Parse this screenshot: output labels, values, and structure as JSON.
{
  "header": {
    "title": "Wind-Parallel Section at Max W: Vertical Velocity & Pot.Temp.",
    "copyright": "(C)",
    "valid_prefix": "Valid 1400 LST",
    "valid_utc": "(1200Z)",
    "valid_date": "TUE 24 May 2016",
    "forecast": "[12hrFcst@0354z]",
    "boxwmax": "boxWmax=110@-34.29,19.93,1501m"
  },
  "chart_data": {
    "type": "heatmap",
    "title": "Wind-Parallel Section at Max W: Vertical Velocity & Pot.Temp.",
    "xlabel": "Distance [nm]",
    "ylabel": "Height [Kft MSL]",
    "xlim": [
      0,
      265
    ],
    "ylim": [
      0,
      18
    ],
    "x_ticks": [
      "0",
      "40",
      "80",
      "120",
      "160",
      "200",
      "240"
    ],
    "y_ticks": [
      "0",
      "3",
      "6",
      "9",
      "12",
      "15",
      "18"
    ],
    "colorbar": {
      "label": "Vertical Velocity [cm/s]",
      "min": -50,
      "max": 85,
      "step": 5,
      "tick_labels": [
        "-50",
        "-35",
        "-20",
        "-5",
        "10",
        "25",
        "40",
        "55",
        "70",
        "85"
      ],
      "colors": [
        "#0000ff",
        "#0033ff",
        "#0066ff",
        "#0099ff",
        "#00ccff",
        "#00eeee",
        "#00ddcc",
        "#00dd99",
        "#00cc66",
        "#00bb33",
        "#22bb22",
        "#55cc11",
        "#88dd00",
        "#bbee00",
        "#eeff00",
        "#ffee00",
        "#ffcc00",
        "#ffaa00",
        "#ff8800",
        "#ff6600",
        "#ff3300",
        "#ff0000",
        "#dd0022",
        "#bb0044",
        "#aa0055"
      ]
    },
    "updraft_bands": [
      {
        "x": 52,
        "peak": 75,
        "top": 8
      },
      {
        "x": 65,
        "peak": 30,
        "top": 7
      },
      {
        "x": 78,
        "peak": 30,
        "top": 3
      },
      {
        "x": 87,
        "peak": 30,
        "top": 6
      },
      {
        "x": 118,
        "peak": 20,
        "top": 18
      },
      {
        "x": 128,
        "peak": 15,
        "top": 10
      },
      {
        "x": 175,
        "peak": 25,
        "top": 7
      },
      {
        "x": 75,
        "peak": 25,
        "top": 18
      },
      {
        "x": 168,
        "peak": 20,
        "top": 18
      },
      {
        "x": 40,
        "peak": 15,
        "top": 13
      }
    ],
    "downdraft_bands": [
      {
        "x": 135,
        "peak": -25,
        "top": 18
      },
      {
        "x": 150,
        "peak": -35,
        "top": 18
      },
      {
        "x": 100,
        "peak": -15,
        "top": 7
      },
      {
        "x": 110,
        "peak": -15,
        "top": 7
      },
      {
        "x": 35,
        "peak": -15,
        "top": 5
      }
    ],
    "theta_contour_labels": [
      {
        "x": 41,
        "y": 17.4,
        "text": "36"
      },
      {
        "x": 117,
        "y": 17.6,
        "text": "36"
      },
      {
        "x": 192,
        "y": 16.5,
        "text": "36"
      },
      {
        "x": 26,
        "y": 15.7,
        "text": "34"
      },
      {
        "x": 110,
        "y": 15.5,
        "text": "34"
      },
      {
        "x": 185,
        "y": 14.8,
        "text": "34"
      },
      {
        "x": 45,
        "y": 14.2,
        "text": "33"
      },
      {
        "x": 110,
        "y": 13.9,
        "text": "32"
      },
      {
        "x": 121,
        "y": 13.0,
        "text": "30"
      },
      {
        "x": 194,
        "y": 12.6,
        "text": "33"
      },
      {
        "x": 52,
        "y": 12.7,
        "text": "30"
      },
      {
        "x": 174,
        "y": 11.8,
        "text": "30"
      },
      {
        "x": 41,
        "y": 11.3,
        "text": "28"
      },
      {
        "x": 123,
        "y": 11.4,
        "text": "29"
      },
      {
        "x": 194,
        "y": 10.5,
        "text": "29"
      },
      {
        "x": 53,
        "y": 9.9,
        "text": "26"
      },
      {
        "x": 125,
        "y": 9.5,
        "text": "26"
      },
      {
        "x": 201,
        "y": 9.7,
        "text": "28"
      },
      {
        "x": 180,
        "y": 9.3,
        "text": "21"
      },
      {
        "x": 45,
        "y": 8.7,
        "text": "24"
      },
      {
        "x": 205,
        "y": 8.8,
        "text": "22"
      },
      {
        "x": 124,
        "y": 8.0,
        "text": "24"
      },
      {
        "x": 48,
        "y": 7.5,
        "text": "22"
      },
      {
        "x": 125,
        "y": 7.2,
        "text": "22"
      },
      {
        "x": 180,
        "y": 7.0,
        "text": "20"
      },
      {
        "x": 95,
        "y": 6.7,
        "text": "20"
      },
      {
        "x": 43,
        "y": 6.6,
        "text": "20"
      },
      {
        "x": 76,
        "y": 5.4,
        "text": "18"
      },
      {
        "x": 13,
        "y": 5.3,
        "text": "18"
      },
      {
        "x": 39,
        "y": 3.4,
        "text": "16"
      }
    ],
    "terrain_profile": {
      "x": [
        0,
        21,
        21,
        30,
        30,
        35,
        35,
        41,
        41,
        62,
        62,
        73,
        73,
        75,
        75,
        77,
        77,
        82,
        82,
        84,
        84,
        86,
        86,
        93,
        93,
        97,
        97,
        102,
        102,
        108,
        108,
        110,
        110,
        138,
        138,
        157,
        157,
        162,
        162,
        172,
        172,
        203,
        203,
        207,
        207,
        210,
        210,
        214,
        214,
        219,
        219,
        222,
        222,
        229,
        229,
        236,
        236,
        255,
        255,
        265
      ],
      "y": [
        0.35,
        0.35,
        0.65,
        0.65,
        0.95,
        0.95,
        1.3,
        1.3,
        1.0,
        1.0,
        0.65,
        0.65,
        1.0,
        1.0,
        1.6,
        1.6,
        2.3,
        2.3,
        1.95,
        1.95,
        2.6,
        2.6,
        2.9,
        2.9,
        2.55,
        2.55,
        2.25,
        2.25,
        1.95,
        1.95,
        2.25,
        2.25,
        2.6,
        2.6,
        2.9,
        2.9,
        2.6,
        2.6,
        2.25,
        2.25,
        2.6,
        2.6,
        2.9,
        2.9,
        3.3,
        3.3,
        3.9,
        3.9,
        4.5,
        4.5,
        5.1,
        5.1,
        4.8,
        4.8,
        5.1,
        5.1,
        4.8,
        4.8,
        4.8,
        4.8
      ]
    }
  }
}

....

▸ Written problem
Type the whole listing again, unaltered.

▸ Result below
Parse this screenshot: output labels, values, and structure as JSON.
{
  "header": {
    "title": "Wind-Parallel Section at Max W: Vertical Velocity & Pot.Temp.",
    "copyright": "(C)",
    "valid_prefix": "Valid 1400 LST",
    "valid_utc": "(1200Z)",
    "valid_date": "TUE 24 May 2016",
    "forecast": "[12hrFcst@0354z]",
    "boxwmax": "boxWmax=110@-34.29,19.93,1501m"
  },
  "chart_data": {
    "type": "heatmap",
    "title": "Wind-Parallel Section at Max W: Vertical Velocity & Pot.Temp.",
    "xlabel": "Distance [nm]",
    "ylabel": "Height [Kft MSL]",
    "xlim": [
      0,
      265
    ],
    "ylim": [
      0,
      18
    ],
    "x_ticks": [
      "0",
      "40",
      "80",
      "120",
      "160",
      "200",
      "240"
    ],
    "y_ticks": [
      "0",
      "3",
      "6",
      "9",
      "12",
      "15",
      "18"
    ],
    "colorbar": {
      "label": "Vertical Velocity [cm/s]",
      "min": -50,
      "max": 85,
      "step": 5,
      "tick_labels": [
        "-50",
        "-35",
        "-20",
        "-5",
        "10",
        "25",
        "40",
        "55",
        "70",
        "85"
      ],
      "colors": [
        "#0000ff",
        "#0033ff",
        "#0066ff",
        "#0099ff",
        "#00ccff",
        "#00eeee",
        "#00ddcc",
        "#00dd99",
        "#00cc66",
        "#00bb33",
        "#22bb22",
        "#55cc11",
        "#88dd00",
        "#bbee00",
        "#eeff00",
        "#ffee00",
        "#ffcc00",
        "#ffaa00",
        "#ff8800",
        "#ff6600",
        "#ff3300",
        "#ff0000",
        "#dd0022",
        "#bb0044",
        "#aa0055"
      ]
    },
    "updraft_bands": [
      {
        "x": 52,
        "peak": 75,
        "top": 8
      },
      {
        "x": 65,
        "peak": 30,
        "top": 7
      },
      {
        "x": 78,
        "peak": 30,
        "top": 3
      },
      {
        "x": 87,
        "peak": 30,
        "top": 6
      },
      {
        "x": 118,
        "peak": 20,
        "top": 18
      },
      {
        "x": 128,
        "peak": 15,
        "top": 10
      },
      {
        "x": 175,
        "peak": 25,
        "top": 7
      },
      {
        "x": 75,
        "peak": 25,
        "top": 18
      },
      {
        "x": 168,
        "peak": 20,
        "top": 18
      },
      {
        "x": 40,
        "peak": 15,
        "top": 13
      }
    ],
    "downdraft_bands": [
      {
        "x": 135,
        "peak": -25,
        "top": 18
      },
      {
        "x": 150,
        "peak": -35,
        "top": 18
      },
      {
        "x": 100,
        "peak": -15,
        "top": 7
      },
      {
        "x": 110,
        "peak": -15,
        "top": 7
      },
      {
        "x": 35,
        "peak": -15,
        "top": 5
      }
    ],
    "theta_contour_labels": [
      {
        "x": 41,
        "y": 17.4,
        "text": "36"
      },
      {
        "x": 117,
        "y": 17.6,
        "text": "36"
      },
      {
        "x": 192,
        "y": 16.5,
        "text": "36"
      },
      {
        "x": 26,
        "y": 15.7,
        "text": "34"
      },
      {
        "x": 110,
        "y": 15.5,
        "text": "34"
      },
      {
        "x": 185,
        "y": 14.8,
        "text": "34"
      },
      {
        "x": 45,
        "y": 14.2,
        "text": "33"
      },
      {
        "x": 110,
        "y": 13.9,
        "text": "32"
      },
      {
        "x": 121,
        "y": 13.0,
        "text": "30"
      },
      {
        "x": 194,
        "y": 12.6,
        "text": "33"
      },
      {
        "x": 52,
        "y": 12.7,
        "text": "30"
      },
      {
        "x": 174,
        "y": 11.8,
        "text": "30"
      },
      {
        "x": 41,
        "y": 11.3,
        "text": "28"
      },
      {
        "x": 123,
        "y": 11.4,
        "text": "29"
      },
      {
        "x": 194,
        "y": 10.5,
        "text": "29"
      },
      {
        "x": 53,
        "y": 9.9,
        "text": "26"
      },
      {
        "x": 125,
        "y": 9.5,
        "text": "26"
      },
      {
        "x": 201,
        "y": 9.7,
        "text": "28"
      },
      {
        "x": 180,
        "y": 9.3,
        "text": "21"
      },
      {
        "x": 45,
        "y": 8.7,
        "text": "24"
      },
      {
        "x": 205,
        "y": 8.8,
        "text": "22"
      },
      {
        "x": 124,
        "y": 8.0,
        "text": "24"
      },
      {
        "x": 48,
        "y": 7.5,
        "text": "22"
      },
      {
        "x": 125,
        "y": 7.2,
        "text": "22"
      },
      {
        "x": 180,
        "y": 7.0,
        "text": "20"
      },
      {
        "x": 95,
        "y": 6.7,
        "text": "20"
      },
      {
        "x": 43,
        "y": 6.6,
        "text": "20"
      },
      {
        "x": 76,
        "y": 5.4,
        "text": "18"
      },
      {
        "x": 13,
        "y": 5.3,
        "text": "18"
      },
      {
        "x": 39,
        "y": 3.4,
        "text": "16"
      }
    ],
    "terrain_profile": {
      "x": [
        0,
        21,
        21,
        30,
        30,
        35,
        35,
        41,
        41,
        62,
        62,
        73,
        73,
        75,
        75,
        77,
        77,
        82,
        82,
        84,
        84,
        86,
        86,
        93,
        93,
        97,
        97,
        102,
        102,
        108,
        108,
        110,
        110,
        138,
        138,
        157,
        157,
        162,
        162,
        172,
        172,
        203,
        203,
        207,
        207,
        210,
        210,
        214,
        214,
        219,
        219,
        222,
        222,
        229,
        229,
        236,
        236,
        255,
        255,
        265
      ],
      "y": [
        0.35,
        0.35,
        0.65,
        0.65,
        0.95,
        0.95,
        1.3,
        1.3,
        1.0,
        1.0,
        0.65,
        0.65,
        1.0,
        1.0,
        1.6,
        1.6,
        2.3,
        2.3,
        1.95,
        1.95,
        2.6,
        2.6,
        2.9,
        2.9,
        2.55,
        2.55,
        2.25,
        2.25,
        1.95,
        1.95,
        2.25,
        2.25,
        2.6,
        2.6,
        2.9,
        2.9,
        2.6,
        2.6,
        2.25,
        2.25,
        2.6,
        2.6,
        2.9,
        2.9,
        3.3,
        3.3,
        3.9,
        3.9,
        4.5,
        4.5,
        5.1,
        5.1,
        4.8,
        4.8,
        5.1,
        5.1,
        4.8,
        4.8,
        4.8,
        4.8
      ]
    }
  }
}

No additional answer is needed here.